**Data extract**

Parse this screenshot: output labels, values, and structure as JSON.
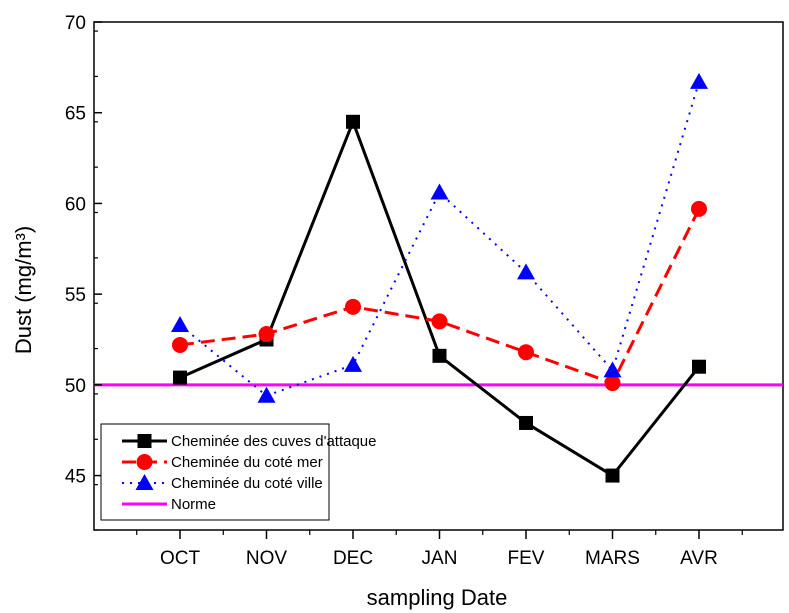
{
  "chart_data": {
    "type": "line",
    "title": "",
    "xlabel": "sampling Date",
    "ylabel": "Dust (mg/m³)",
    "categories": [
      "OCT",
      "NOV",
      "DEC",
      "JAN",
      "FEV",
      "MARS",
      "AVR"
    ],
    "ylim": [
      42,
      70
    ],
    "yticks": [
      45,
      50,
      55,
      60,
      65,
      70
    ],
    "grid": false,
    "legend_position": "bottom-left",
    "series": [
      {
        "name": "Cheminée des cuves d'attaque",
        "values": [
          50.4,
          52.5,
          64.5,
          51.6,
          47.9,
          45.0,
          51.0
        ],
        "color": "#000000",
        "line_style": "solid",
        "marker": "square"
      },
      {
        "name": "Cheminée du coté mer",
        "values": [
          52.2,
          52.8,
          54.3,
          53.5,
          51.8,
          50.1,
          59.7
        ],
        "color": "#ff0000",
        "line_style": "dashed",
        "marker": "circle"
      },
      {
        "name": "Cheminée du coté ville",
        "values": [
          53.3,
          49.4,
          51.1,
          60.6,
          56.2,
          50.8,
          66.7
        ],
        "color": "#0000ff",
        "line_style": "dotted",
        "marker": "triangle"
      }
    ],
    "reference_line": {
      "name": "Norme",
      "value": 50,
      "color": "#ff00ff"
    }
  }
}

**What to do**
Output the material word for word, omitting its pictures.

**Written answer**
Parse this screenshot: output labels, values, and structure as JSON.
{
  "chart_data": {
    "type": "line",
    "title": "",
    "xlabel": "sampling Date",
    "ylabel": "Dust (mg/m³)",
    "categories": [
      "OCT",
      "NOV",
      "DEC",
      "JAN",
      "FEV",
      "MARS",
      "AVR"
    ],
    "ylim": [
      42,
      70
    ],
    "yticks": [
      45,
      50,
      55,
      60,
      65,
      70
    ],
    "grid": false,
    "legend_position": "bottom-left",
    "series": [
      {
        "name": "Cheminée des cuves d'attaque",
        "values": [
          50.4,
          52.5,
          64.5,
          51.6,
          47.9,
          45.0,
          51.0
        ],
        "color": "#000000",
        "line_style": "solid",
        "marker": "square"
      },
      {
        "name": "Cheminée du coté mer",
        "values": [
          52.2,
          52.8,
          54.3,
          53.5,
          51.8,
          50.1,
          59.7
        ],
        "color": "#ff0000",
        "line_style": "dashed",
        "marker": "circle"
      },
      {
        "name": "Cheminée du coté ville",
        "values": [
          53.3,
          49.4,
          51.1,
          60.6,
          56.2,
          50.8,
          66.7
        ],
        "color": "#0000ff",
        "line_style": "dotted",
        "marker": "triangle"
      }
    ],
    "reference_line": {
      "name": "Norme",
      "value": 50,
      "color": "#ff00ff"
    }
  }
}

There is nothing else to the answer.